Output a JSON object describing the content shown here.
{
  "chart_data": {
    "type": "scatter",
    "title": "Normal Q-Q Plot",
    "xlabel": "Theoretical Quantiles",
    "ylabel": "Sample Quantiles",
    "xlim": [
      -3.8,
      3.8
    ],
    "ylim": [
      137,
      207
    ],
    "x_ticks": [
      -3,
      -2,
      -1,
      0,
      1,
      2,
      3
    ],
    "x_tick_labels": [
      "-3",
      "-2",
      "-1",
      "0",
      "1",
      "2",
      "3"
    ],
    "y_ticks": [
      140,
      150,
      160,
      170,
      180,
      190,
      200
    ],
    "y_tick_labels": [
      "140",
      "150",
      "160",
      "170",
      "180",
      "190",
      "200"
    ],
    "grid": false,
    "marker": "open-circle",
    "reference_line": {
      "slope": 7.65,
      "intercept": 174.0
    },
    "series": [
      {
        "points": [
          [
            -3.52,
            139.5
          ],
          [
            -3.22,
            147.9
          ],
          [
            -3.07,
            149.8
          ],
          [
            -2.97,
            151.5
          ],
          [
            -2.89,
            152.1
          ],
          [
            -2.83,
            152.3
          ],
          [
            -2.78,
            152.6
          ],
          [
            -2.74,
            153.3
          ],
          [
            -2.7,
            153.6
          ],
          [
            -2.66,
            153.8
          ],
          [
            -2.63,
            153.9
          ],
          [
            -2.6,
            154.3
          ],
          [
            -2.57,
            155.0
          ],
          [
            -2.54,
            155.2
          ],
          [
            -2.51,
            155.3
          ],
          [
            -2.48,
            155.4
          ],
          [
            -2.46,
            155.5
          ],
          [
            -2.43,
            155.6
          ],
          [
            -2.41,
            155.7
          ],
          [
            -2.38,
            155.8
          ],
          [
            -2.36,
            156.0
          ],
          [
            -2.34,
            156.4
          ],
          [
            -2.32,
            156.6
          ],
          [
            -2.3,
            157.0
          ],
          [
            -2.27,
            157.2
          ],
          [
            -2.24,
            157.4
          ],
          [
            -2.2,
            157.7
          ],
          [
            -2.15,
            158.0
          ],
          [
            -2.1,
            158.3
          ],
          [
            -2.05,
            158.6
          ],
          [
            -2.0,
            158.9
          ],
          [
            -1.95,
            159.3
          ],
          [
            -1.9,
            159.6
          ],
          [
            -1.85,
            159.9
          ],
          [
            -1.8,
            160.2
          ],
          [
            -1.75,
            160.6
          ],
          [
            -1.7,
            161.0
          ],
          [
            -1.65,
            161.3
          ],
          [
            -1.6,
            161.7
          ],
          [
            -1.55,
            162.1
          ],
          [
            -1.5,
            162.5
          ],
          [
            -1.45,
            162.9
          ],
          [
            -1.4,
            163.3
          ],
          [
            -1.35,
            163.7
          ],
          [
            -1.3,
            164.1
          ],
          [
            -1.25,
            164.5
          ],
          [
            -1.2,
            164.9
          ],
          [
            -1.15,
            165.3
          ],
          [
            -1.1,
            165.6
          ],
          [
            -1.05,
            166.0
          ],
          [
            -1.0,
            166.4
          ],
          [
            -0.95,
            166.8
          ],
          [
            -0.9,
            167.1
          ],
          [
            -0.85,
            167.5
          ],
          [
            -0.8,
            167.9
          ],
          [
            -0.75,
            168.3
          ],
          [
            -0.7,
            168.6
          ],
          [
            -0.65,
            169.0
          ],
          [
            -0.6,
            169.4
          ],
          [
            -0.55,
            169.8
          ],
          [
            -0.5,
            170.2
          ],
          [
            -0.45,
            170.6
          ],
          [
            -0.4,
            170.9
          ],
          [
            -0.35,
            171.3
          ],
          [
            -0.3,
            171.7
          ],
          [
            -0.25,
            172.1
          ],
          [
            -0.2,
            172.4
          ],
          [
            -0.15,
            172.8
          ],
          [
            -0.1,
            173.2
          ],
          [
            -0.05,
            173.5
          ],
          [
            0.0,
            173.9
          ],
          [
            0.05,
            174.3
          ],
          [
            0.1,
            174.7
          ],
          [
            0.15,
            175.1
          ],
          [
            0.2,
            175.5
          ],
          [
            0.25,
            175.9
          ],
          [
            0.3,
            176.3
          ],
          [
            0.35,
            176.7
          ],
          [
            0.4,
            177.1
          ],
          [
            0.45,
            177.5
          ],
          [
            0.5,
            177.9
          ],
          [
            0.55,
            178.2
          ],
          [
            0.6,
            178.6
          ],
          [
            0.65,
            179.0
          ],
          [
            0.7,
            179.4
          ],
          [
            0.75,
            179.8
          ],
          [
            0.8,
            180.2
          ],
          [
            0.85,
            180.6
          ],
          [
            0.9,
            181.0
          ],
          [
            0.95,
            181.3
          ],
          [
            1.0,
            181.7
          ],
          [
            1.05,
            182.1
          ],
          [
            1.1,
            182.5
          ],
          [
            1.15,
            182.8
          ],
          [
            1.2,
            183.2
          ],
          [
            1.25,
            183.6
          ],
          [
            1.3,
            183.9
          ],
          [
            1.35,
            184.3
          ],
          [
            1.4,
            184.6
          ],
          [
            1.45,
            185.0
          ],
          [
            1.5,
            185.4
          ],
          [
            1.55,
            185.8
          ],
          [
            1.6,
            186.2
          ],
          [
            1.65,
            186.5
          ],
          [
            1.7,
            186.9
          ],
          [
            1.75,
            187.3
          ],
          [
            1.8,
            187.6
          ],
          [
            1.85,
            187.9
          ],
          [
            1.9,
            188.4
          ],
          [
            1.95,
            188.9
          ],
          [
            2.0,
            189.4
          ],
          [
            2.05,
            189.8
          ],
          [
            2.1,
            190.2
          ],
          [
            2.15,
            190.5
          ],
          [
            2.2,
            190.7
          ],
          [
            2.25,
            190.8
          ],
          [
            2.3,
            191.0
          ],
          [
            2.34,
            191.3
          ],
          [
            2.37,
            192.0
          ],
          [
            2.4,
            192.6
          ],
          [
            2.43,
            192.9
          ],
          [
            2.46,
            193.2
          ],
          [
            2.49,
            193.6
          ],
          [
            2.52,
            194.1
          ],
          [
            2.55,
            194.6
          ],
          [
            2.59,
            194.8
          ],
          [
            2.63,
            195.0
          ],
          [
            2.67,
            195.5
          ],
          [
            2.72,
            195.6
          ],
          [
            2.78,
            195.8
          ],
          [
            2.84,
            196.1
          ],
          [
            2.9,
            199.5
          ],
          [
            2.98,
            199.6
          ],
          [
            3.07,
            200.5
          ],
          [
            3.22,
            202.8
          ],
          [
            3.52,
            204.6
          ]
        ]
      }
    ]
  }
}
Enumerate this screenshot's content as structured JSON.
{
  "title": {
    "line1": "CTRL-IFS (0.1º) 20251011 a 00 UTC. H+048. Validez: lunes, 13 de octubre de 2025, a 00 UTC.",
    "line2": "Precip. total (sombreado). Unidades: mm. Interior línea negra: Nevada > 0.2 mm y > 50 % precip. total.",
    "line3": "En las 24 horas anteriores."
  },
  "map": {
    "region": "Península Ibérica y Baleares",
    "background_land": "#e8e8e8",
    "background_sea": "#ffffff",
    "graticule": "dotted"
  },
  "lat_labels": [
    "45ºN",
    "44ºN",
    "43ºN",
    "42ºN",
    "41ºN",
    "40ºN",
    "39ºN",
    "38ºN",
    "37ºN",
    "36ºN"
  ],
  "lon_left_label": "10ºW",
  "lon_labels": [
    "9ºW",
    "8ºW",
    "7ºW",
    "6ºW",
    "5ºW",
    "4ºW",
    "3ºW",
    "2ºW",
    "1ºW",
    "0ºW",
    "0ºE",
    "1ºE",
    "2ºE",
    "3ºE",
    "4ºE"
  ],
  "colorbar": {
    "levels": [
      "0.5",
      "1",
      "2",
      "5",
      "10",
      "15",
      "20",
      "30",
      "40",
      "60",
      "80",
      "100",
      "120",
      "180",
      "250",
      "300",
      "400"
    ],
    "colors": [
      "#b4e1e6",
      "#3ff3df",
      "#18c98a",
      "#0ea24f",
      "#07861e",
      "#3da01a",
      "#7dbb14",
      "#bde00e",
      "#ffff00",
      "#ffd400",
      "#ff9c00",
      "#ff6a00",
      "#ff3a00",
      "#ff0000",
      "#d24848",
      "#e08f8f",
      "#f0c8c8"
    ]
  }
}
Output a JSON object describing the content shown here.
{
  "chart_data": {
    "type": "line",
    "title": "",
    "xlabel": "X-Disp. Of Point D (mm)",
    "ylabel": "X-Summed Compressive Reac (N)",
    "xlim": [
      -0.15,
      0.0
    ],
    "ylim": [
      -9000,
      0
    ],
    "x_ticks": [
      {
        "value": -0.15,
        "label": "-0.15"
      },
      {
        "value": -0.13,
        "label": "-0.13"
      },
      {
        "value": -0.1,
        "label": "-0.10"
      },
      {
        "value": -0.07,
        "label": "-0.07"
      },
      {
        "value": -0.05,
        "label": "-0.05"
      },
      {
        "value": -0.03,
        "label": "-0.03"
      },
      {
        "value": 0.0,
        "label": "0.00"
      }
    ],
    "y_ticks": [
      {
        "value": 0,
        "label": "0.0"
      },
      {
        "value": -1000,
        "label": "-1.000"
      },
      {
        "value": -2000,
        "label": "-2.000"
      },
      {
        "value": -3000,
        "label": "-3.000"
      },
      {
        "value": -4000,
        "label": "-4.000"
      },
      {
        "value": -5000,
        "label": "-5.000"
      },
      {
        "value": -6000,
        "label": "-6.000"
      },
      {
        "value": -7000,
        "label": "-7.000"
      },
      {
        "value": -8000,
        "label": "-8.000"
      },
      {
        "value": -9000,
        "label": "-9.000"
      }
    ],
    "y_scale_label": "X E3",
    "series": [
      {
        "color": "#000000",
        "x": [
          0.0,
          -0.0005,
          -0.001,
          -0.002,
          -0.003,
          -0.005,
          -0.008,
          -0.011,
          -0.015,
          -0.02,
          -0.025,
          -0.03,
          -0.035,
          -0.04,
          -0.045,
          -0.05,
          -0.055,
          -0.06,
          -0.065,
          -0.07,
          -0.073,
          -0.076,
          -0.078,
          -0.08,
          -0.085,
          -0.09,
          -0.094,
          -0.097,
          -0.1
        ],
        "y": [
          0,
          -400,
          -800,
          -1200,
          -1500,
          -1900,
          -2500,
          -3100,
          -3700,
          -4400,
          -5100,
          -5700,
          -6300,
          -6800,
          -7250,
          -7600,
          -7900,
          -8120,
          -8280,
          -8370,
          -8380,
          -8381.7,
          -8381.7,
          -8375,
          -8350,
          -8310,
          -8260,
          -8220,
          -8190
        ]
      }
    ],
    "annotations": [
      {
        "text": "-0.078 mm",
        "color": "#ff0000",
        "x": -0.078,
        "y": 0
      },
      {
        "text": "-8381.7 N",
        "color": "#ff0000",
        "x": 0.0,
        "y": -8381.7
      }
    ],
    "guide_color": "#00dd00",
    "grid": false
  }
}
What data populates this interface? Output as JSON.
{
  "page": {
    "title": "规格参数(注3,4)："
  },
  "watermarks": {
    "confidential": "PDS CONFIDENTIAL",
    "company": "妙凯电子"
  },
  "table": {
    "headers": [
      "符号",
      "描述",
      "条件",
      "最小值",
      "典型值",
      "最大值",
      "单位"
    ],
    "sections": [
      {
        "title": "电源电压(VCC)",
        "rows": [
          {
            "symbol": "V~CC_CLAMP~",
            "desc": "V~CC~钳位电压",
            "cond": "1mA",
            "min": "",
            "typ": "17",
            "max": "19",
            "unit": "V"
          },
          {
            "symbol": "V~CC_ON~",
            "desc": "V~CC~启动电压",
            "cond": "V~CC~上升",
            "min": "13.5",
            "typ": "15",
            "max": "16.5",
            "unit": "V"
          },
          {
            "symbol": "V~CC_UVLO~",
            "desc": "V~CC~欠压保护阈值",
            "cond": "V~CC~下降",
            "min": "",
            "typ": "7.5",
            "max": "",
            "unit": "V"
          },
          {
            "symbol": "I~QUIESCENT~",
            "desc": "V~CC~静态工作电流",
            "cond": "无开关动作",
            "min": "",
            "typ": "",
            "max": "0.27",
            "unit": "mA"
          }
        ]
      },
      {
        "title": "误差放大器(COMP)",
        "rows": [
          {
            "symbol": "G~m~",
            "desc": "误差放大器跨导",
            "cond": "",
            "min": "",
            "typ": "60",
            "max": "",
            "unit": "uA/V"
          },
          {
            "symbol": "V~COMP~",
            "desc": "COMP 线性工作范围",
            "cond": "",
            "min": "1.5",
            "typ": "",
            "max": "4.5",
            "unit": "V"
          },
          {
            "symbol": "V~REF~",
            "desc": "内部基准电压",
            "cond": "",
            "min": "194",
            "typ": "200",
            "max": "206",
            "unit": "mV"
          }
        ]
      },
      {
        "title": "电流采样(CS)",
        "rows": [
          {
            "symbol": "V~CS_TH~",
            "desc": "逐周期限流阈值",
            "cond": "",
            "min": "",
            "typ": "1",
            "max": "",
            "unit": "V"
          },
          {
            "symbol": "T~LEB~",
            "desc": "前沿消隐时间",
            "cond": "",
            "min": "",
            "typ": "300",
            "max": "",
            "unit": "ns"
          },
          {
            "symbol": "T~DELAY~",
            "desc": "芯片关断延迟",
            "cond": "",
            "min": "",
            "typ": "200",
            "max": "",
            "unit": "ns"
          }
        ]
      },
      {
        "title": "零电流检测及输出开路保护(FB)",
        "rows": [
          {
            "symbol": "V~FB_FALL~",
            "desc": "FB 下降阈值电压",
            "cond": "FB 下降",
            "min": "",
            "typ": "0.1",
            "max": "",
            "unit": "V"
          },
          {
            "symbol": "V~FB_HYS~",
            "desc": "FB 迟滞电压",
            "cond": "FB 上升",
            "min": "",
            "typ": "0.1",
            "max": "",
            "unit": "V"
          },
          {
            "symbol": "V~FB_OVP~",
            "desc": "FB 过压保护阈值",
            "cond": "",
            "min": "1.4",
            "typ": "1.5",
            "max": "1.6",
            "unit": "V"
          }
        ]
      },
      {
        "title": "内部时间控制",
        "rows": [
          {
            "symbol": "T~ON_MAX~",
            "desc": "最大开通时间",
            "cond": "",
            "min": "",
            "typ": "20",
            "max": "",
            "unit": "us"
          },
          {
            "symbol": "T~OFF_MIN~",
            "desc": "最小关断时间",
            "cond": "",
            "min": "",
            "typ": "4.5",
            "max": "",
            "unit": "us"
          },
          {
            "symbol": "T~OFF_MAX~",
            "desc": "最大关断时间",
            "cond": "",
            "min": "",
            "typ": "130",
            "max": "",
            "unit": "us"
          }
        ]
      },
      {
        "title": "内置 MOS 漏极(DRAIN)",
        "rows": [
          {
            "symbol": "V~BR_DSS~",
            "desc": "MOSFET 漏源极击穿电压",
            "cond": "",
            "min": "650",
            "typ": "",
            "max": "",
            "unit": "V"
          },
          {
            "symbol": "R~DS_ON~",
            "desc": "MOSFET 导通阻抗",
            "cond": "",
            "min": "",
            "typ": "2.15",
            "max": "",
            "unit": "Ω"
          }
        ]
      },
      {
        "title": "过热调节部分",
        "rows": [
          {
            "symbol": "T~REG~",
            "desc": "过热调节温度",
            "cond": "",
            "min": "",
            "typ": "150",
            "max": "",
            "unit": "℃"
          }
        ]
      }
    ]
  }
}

• [WHAT THE EXERCISE ASKS]: Copy each line of the listing in which the word "JSON" can be found.

• [PROBLEM SOLUTION]:
Output a JSON object describing the content shown here.
Enumerate this screenshot's content as structured JSON.
Output a JSON object describing the content shown here.
What data populates this interface? Output as JSON.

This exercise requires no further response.